Required task
Omit any picture, and return the remaining data exactly as written.

Data records

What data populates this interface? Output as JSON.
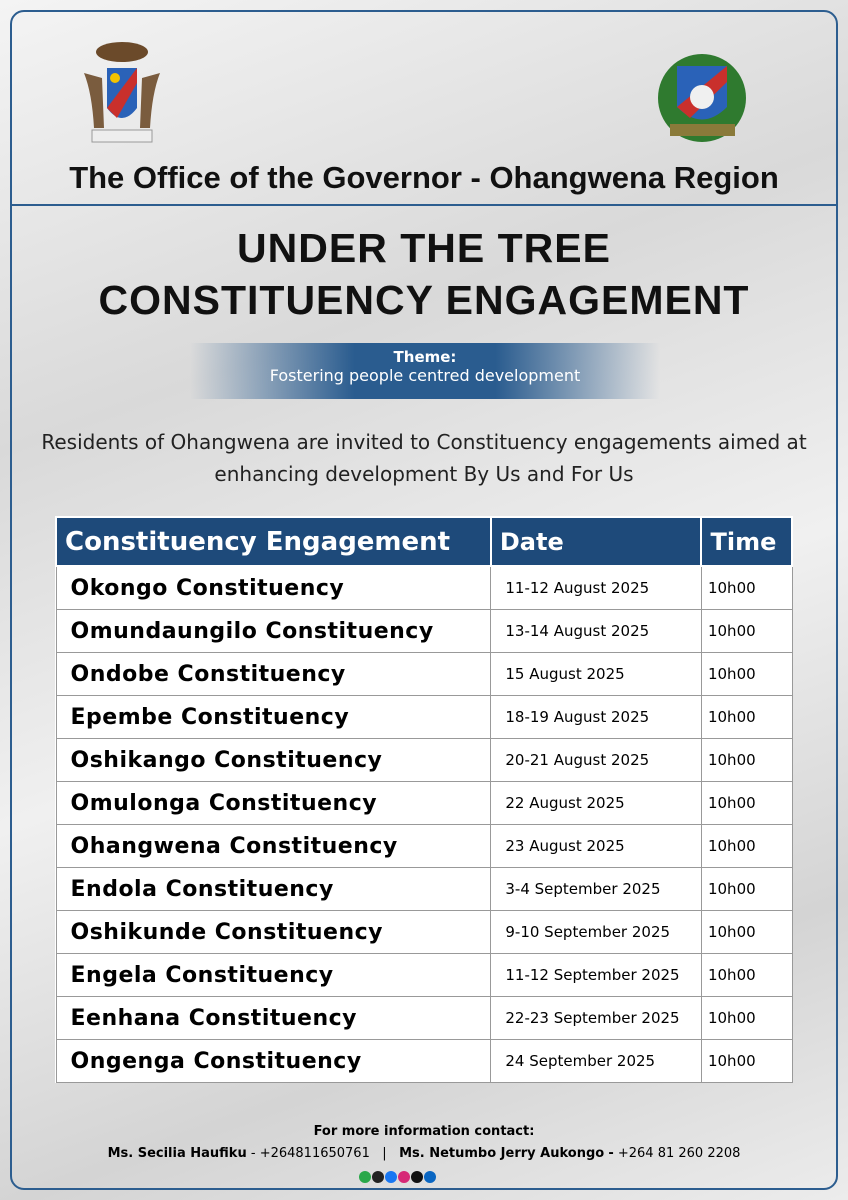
{
  "header": {
    "organization": "The Office of the Governor - Ohangwena Region"
  },
  "title": "UNDER THE TREE CONSTITUENCY ENGAGEMENT",
  "theme": {
    "label": "Theme:",
    "text": "Fostering people centred development"
  },
  "intro": "Residents of Ohangwena are invited to Constituency engagements aimed at enhancing development By Us and For Us",
  "table": {
    "columns": [
      "Constituency Engagement",
      "Date",
      "Time"
    ],
    "rows": [
      [
        "Okongo Constituency",
        "11-12 August 2025",
        "10h00"
      ],
      [
        "Omundaungilo Constituency",
        "13-14 August 2025",
        "10h00"
      ],
      [
        "Ondobe Constituency",
        "15 August 2025",
        "10h00"
      ],
      [
        "Epembe Constituency",
        "18-19 August 2025",
        "10h00"
      ],
      [
        "Oshikango Constituency",
        "20-21 August 2025",
        "10h00"
      ],
      [
        "Omulonga Constituency",
        "22 August 2025",
        "10h00"
      ],
      [
        "Ohangwena Constituency",
        "23 August 2025",
        "10h00"
      ],
      [
        "Endola Constituency",
        "3-4 September 2025",
        "10h00"
      ],
      [
        "Oshikunde Constituency",
        "9-10 September 2025",
        "10h00"
      ],
      [
        "Engela Constituency",
        "11-12 September 2025",
        "10h00"
      ],
      [
        "Eenhana Constituency",
        "22-23 September 2025",
        "10h00"
      ],
      [
        "Ongenga Constituency",
        "24 September 2025",
        "10h00"
      ]
    ]
  },
  "footer": {
    "heading": "For more information contact:",
    "separator": "|",
    "contacts": [
      {
        "name": "Ms. Secilia Haufiku",
        "dash": "-",
        "phone": "+264811650761"
      },
      {
        "name": "Ms. Netumbo Jerry Aukongo",
        "dash": "-",
        "phone": "+264 81 260 2208"
      }
    ]
  }
}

Answer to this problem
What data populates this interface? Output as JSON.
{
  "header": {
    "organization": "The Office of the Governor - Ohangwena Region"
  },
  "title": "UNDER THE TREE CONSTITUENCY ENGAGEMENT",
  "theme": {
    "label": "Theme:",
    "text": "Fostering people centred development"
  },
  "intro": "Residents of Ohangwena are invited to Constituency engagements aimed at enhancing development By Us and For Us",
  "table": {
    "columns": [
      "Constituency Engagement",
      "Date",
      "Time"
    ],
    "rows": [
      [
        "Okongo Constituency",
        "11-12 August 2025",
        "10h00"
      ],
      [
        "Omundaungilo Constituency",
        "13-14 August 2025",
        "10h00"
      ],
      [
        "Ondobe Constituency",
        "15 August 2025",
        "10h00"
      ],
      [
        "Epembe Constituency",
        "18-19 August 2025",
        "10h00"
      ],
      [
        "Oshikango Constituency",
        "20-21 August 2025",
        "10h00"
      ],
      [
        "Omulonga Constituency",
        "22 August 2025",
        "10h00"
      ],
      [
        "Ohangwena Constituency",
        "23 August 2025",
        "10h00"
      ],
      [
        "Endola Constituency",
        "3-4 September 2025",
        "10h00"
      ],
      [
        "Oshikunde Constituency",
        "9-10 September 2025",
        "10h00"
      ],
      [
        "Engela Constituency",
        "11-12 September 2025",
        "10h00"
      ],
      [
        "Eenhana Constituency",
        "22-23 September 2025",
        "10h00"
      ],
      [
        "Ongenga Constituency",
        "24 September 2025",
        "10h00"
      ]
    ]
  },
  "footer": {
    "heading": "For more information contact:",
    "separator": "|",
    "contacts": [
      {
        "name": "Ms. Secilia Haufiku",
        "dash": "-",
        "phone": "+264811650761"
      },
      {
        "name": "Ms. Netumbo Jerry Aukongo",
        "dash": "-",
        "phone": "+264 81 260 2208"
      }
    ]
  }
}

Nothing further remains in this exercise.